=== Recorded information ===
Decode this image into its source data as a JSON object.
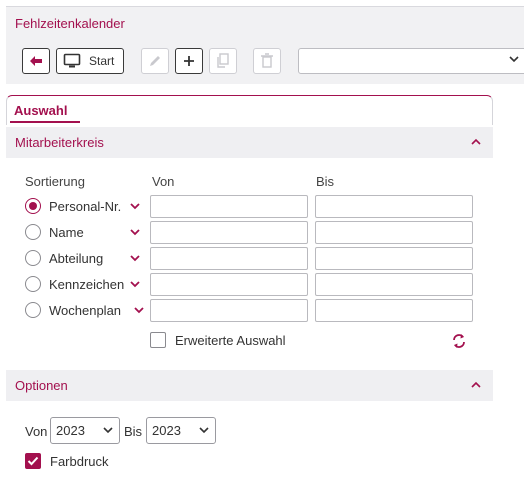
{
  "window": {
    "title": "Fehlzeitenkalender"
  },
  "toolbar": {
    "start_label": "Start",
    "view_select_value": ""
  },
  "tabs": [
    {
      "label": "Auswahl"
    }
  ],
  "mitarbeiterkreis": {
    "title": "Mitarbeiterkreis",
    "col_sort": "Sortierung",
    "col_von": "Von",
    "col_bis": "Bis",
    "rows": [
      {
        "label": "Personal-Nr.",
        "checked": true,
        "von": "",
        "bis": ""
      },
      {
        "label": "Name",
        "checked": false,
        "von": "",
        "bis": ""
      },
      {
        "label": "Abteilung",
        "checked": false,
        "von": "",
        "bis": ""
      },
      {
        "label": "Kennzeichen",
        "checked": false,
        "von": "",
        "bis": ""
      },
      {
        "label": "Wochenplan",
        "checked": false,
        "von": "",
        "bis": ""
      }
    ],
    "extended_label": "Erweiterte Auswahl",
    "extended_checked": false
  },
  "optionen": {
    "title": "Optionen",
    "von_label": "Von",
    "von_year": "2023",
    "bis_label": "Bis",
    "bis_year": "2023",
    "farbdruck_label": "Farbdruck",
    "farbdruck_checked": true
  },
  "colors": {
    "accent": "#a3104e",
    "panel": "#f1f1f3"
  },
  "icons": [
    "back-arrow-icon",
    "monitor-icon",
    "pencil-icon",
    "plus-icon",
    "copy-icon",
    "trash-icon",
    "chevron-down-icon",
    "chevron-up-icon",
    "refresh-icon",
    "checkmark-icon"
  ]
}
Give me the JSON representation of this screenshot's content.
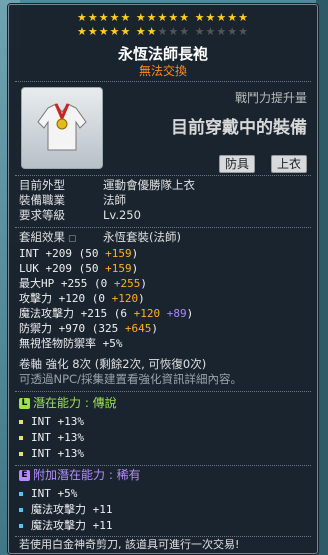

=== Required task ===
Repeat each entry precisely as it appears. Leave the pictures out.

=== Written solution ===
Decode this image into its source data as a JSON object.
{
  "window": {
    "title": "Fehlzeitenkalender"
  },
  "toolbar": {
    "start_label": "Start",
    "view_select_value": ""
  },
  "tabs": [
    {
      "label": "Auswahl"
    }
  ],
  "mitarbeiterkreis": {
    "title": "Mitarbeiterkreis",
    "col_sort": "Sortierung",
    "col_von": "Von",
    "col_bis": "Bis",
    "rows": [
      {
        "label": "Personal-Nr.",
        "checked": true,
        "von": "",
        "bis": ""
      },
      {
        "label": "Name",
        "checked": false,
        "von": "",
        "bis": ""
      },
      {
        "label": "Abteilung",
        "checked": false,
        "von": "",
        "bis": ""
      },
      {
        "label": "Kennzeichen",
        "checked": false,
        "von": "",
        "bis": ""
      },
      {
        "label": "Wochenplan",
        "checked": false,
        "von": "",
        "bis": ""
      }
    ],
    "extended_label": "Erweiterte Auswahl",
    "extended_checked": false
  },
  "optionen": {
    "title": "Optionen",
    "von_label": "Von",
    "von_year": "2023",
    "bis_label": "Bis",
    "bis_year": "2023",
    "farbdruck_label": "Farbdruck",
    "farbdruck_checked": true
  },
  "colors": {
    "accent": "#a3104e",
    "panel": "#f1f1f3"
  },
  "icons": [
    "back-arrow-icon",
    "monitor-icon",
    "pencil-icon",
    "plus-icon",
    "copy-icon",
    "trash-icon",
    "chevron-down-icon",
    "chevron-up-icon",
    "refresh-icon",
    "checkmark-icon"
  ]
}
Give me the JSON representation of this screenshot's content.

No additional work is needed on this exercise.